- _GIVEN DATA_:
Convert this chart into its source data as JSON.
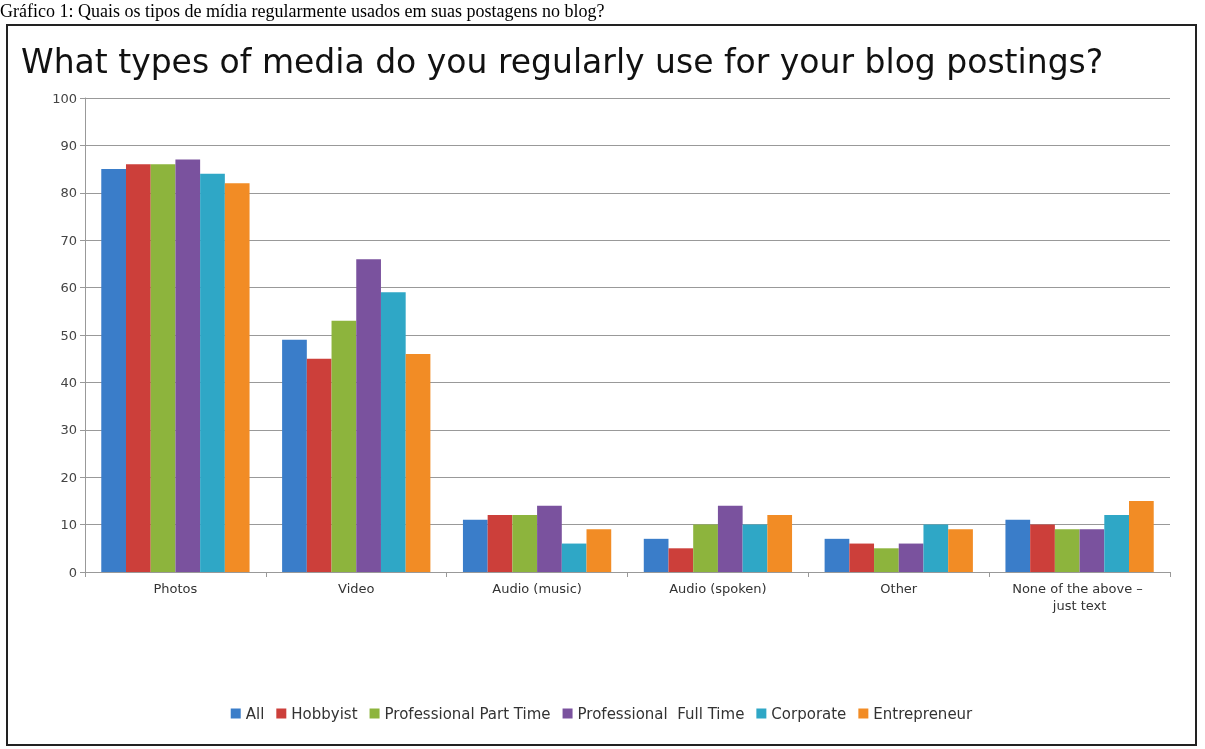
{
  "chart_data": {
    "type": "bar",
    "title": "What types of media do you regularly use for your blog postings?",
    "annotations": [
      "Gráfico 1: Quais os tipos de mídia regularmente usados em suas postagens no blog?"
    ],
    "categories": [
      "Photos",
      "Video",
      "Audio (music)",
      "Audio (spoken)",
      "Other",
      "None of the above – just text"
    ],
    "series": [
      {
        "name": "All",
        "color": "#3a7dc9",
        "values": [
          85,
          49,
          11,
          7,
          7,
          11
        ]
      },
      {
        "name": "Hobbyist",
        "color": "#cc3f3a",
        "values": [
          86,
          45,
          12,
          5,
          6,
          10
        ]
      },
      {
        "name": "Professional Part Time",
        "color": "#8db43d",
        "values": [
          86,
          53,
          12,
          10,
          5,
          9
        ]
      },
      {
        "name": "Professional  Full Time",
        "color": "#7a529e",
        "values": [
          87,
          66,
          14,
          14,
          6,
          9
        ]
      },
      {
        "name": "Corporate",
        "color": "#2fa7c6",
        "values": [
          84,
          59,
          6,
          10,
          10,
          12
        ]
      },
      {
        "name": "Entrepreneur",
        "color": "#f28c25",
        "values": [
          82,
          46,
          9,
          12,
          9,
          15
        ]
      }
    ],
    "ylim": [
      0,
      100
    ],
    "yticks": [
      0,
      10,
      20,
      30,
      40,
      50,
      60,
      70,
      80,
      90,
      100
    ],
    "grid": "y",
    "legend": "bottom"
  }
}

- _AIM_:
Each record above should be copied character for character, with pictures dropped.

- _TASK OUTPUT_:
Convert this chart into its source data as JSON.
{
  "chart_data": {
    "type": "bar",
    "title": "What types of media do you regularly use for your blog postings?",
    "annotations": [
      "Gráfico 1: Quais os tipos de mídia regularmente usados em suas postagens no blog?"
    ],
    "categories": [
      "Photos",
      "Video",
      "Audio (music)",
      "Audio (spoken)",
      "Other",
      "None of the above – just text"
    ],
    "series": [
      {
        "name": "All",
        "color": "#3a7dc9",
        "values": [
          85,
          49,
          11,
          7,
          7,
          11
        ]
      },
      {
        "name": "Hobbyist",
        "color": "#cc3f3a",
        "values": [
          86,
          45,
          12,
          5,
          6,
          10
        ]
      },
      {
        "name": "Professional Part Time",
        "color": "#8db43d",
        "values": [
          86,
          53,
          12,
          10,
          5,
          9
        ]
      },
      {
        "name": "Professional  Full Time",
        "color": "#7a529e",
        "values": [
          87,
          66,
          14,
          14,
          6,
          9
        ]
      },
      {
        "name": "Corporate",
        "color": "#2fa7c6",
        "values": [
          84,
          59,
          6,
          10,
          10,
          12
        ]
      },
      {
        "name": "Entrepreneur",
        "color": "#f28c25",
        "values": [
          82,
          46,
          9,
          12,
          9,
          15
        ]
      }
    ],
    "ylim": [
      0,
      100
    ],
    "yticks": [
      0,
      10,
      20,
      30,
      40,
      50,
      60,
      70,
      80,
      90,
      100
    ],
    "grid": "y",
    "legend": "bottom"
  }
}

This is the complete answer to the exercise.